* [What is required]:
Write out the material exactly, without any of its pictures.

——

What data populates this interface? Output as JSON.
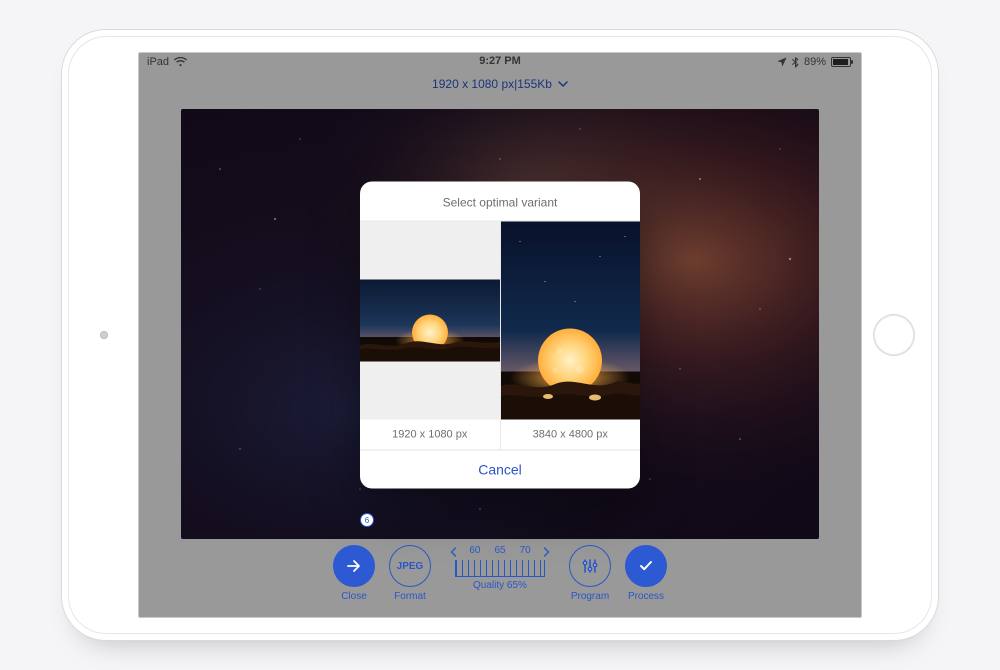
{
  "status_bar": {
    "carrier": "iPad",
    "time": "9:27 PM",
    "battery_text": "89%"
  },
  "header": {
    "dimensions": "1920 x 1080 px",
    "separator": " | ",
    "filesize": "155Kb"
  },
  "modal": {
    "title": "Select optimal variant",
    "variants": [
      {
        "label": "1920 x 1080 px"
      },
      {
        "label": "3840 x 4800 px"
      }
    ],
    "cancel": "Cancel"
  },
  "toolbar": {
    "close": {
      "label": "Close",
      "badge": "6"
    },
    "format": {
      "label": "Format",
      "value": "JPEG"
    },
    "quality": {
      "label": "Quality 65%",
      "ticks": [
        "60",
        "65",
        "70"
      ]
    },
    "program": {
      "label": "Program"
    },
    "process": {
      "label": "Process"
    }
  },
  "icons": {
    "wifi": "wifi-icon",
    "location": "location-icon",
    "bluetooth": "bluetooth-icon",
    "battery": "battery-icon",
    "chevron_down": "chevron-down-icon",
    "arrow_right": "arrow-right-icon",
    "sliders": "sliders-icon",
    "check": "check-icon"
  },
  "colors": {
    "accent": "#2a56c6",
    "accent_fill": "#2d59d3"
  }
}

——

* [The answer]:
What data populates this interface? Output as JSON.
{
  "status_bar": {
    "carrier": "iPad",
    "time": "9:27 PM",
    "battery_text": "89%"
  },
  "header": {
    "dimensions": "1920 x 1080 px",
    "separator": " | ",
    "filesize": "155Kb"
  },
  "modal": {
    "title": "Select optimal variant",
    "variants": [
      {
        "label": "1920 x 1080 px"
      },
      {
        "label": "3840 x 4800 px"
      }
    ],
    "cancel": "Cancel"
  },
  "toolbar": {
    "close": {
      "label": "Close",
      "badge": "6"
    },
    "format": {
      "label": "Format",
      "value": "JPEG"
    },
    "quality": {
      "label": "Quality 65%",
      "ticks": [
        "60",
        "65",
        "70"
      ]
    },
    "program": {
      "label": "Program"
    },
    "process": {
      "label": "Process"
    }
  },
  "icons": {
    "wifi": "wifi-icon",
    "location": "location-icon",
    "bluetooth": "bluetooth-icon",
    "battery": "battery-icon",
    "chevron_down": "chevron-down-icon",
    "arrow_right": "arrow-right-icon",
    "sliders": "sliders-icon",
    "check": "check-icon"
  },
  "colors": {
    "accent": "#2a56c6",
    "accent_fill": "#2d59d3"
  }
}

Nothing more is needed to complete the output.